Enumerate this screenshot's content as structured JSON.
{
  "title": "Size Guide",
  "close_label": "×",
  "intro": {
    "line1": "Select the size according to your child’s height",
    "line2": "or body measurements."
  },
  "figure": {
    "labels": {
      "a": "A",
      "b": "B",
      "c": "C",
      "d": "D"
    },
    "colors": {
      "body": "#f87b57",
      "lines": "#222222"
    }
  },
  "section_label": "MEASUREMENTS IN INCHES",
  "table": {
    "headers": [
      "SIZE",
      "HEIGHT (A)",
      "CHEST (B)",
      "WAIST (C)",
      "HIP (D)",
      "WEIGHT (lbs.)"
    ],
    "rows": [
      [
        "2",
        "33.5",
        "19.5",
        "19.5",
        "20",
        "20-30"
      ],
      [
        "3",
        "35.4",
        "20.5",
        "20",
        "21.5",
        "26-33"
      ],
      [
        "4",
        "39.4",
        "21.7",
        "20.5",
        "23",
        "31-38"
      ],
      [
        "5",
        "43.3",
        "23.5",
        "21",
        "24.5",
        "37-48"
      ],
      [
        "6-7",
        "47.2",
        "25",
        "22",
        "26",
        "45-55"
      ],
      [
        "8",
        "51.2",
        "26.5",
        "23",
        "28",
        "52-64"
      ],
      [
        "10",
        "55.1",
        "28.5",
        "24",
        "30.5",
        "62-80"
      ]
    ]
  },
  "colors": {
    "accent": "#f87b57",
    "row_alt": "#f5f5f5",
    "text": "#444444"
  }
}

# Written instruction
Restate every record exactly, leaving nothing out.

# Exercise result
Enumerate this screenshot's content as structured JSON.
{
  "title": "Size Guide",
  "close_label": "×",
  "intro": {
    "line1": "Select the size according to your child’s height",
    "line2": "or body measurements."
  },
  "figure": {
    "labels": {
      "a": "A",
      "b": "B",
      "c": "C",
      "d": "D"
    },
    "colors": {
      "body": "#f87b57",
      "lines": "#222222"
    }
  },
  "section_label": "MEASUREMENTS IN INCHES",
  "table": {
    "headers": [
      "SIZE",
      "HEIGHT (A)",
      "CHEST (B)",
      "WAIST (C)",
      "HIP (D)",
      "WEIGHT (lbs.)"
    ],
    "rows": [
      [
        "2",
        "33.5",
        "19.5",
        "19.5",
        "20",
        "20-30"
      ],
      [
        "3",
        "35.4",
        "20.5",
        "20",
        "21.5",
        "26-33"
      ],
      [
        "4",
        "39.4",
        "21.7",
        "20.5",
        "23",
        "31-38"
      ],
      [
        "5",
        "43.3",
        "23.5",
        "21",
        "24.5",
        "37-48"
      ],
      [
        "6-7",
        "47.2",
        "25",
        "22",
        "26",
        "45-55"
      ],
      [
        "8",
        "51.2",
        "26.5",
        "23",
        "28",
        "52-64"
      ],
      [
        "10",
        "55.1",
        "28.5",
        "24",
        "30.5",
        "62-80"
      ]
    ]
  },
  "colors": {
    "accent": "#f87b57",
    "row_alt": "#f5f5f5",
    "text": "#444444"
  }
}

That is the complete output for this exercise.